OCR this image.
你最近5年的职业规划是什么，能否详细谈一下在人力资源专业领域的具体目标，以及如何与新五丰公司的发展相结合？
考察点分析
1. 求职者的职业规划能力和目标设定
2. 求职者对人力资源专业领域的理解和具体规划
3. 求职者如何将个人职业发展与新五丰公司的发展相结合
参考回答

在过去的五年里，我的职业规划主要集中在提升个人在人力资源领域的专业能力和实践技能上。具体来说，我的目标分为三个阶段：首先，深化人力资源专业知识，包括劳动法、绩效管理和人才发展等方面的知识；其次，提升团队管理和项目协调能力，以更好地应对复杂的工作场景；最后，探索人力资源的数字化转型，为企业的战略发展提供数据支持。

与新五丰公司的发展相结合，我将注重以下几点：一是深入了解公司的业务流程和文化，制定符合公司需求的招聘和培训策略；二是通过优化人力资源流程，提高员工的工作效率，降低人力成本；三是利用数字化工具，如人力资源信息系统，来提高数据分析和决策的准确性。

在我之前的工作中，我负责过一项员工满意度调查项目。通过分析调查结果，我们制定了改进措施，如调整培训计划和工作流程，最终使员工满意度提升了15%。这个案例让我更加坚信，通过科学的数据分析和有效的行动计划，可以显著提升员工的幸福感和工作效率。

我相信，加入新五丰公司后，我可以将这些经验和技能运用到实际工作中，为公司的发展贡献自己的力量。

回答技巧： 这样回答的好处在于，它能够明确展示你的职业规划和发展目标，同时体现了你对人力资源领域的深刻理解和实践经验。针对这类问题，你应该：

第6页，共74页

- **Given request**
Each line of the listing should be copied exactly.

- **Worked answer**
OCR this image.
你最近5年的职业规划是什么，能否详细谈一下在人力资源专业领域的具体目标，以及如何与新五丰公司的发展相结合？
考察点分析
1. 求职者的职业规划能力和目标设定
2. 求职者对人力资源专业领域的理解和具体规划
3. 求职者如何将个人职业发展与新五丰公司的发展相结合
参考回答

在过去的五年里，我的职业规划主要集中在提升个人在人力资源领域的专业能力和实践技能上。具体来说，我的目标分为三个阶段：首先，深化人力资源专业知识，包括劳动法、绩效管理和人才发展等方面的知识；其次，提升团队管理和项目协调能力，以更好地应对复杂的工作场景；最后，探索人力资源的数字化转型，为企业的战略发展提供数据支持。

与新五丰公司的发展相结合，我将注重以下几点：一是深入了解公司的业务流程和文化，制定符合公司需求的招聘和培训策略；二是通过优化人力资源流程，提高员工的工作效率，降低人力成本；三是利用数字化工具，如人力资源信息系统，来提高数据分析和决策的准确性。

在我之前的工作中，我负责过一项员工满意度调查项目。通过分析调查结果，我们制定了改进措施，如调整培训计划和工作流程，最终使员工满意度提升了15%。这个案例让我更加坚信，通过科学的数据分析和有效的行动计划，可以显著提升员工的幸福感和工作效率。

我相信，加入新五丰公司后，我可以将这些经验和技能运用到实际工作中，为公司的发展贡献自己的力量。

回答技巧： 这样回答的好处在于，它能够明确展示你的职业规划和发展目标，同时体现了你对人力资源领域的深刻理解和实践经验。针对这类问题，你应该：

第6页，共74页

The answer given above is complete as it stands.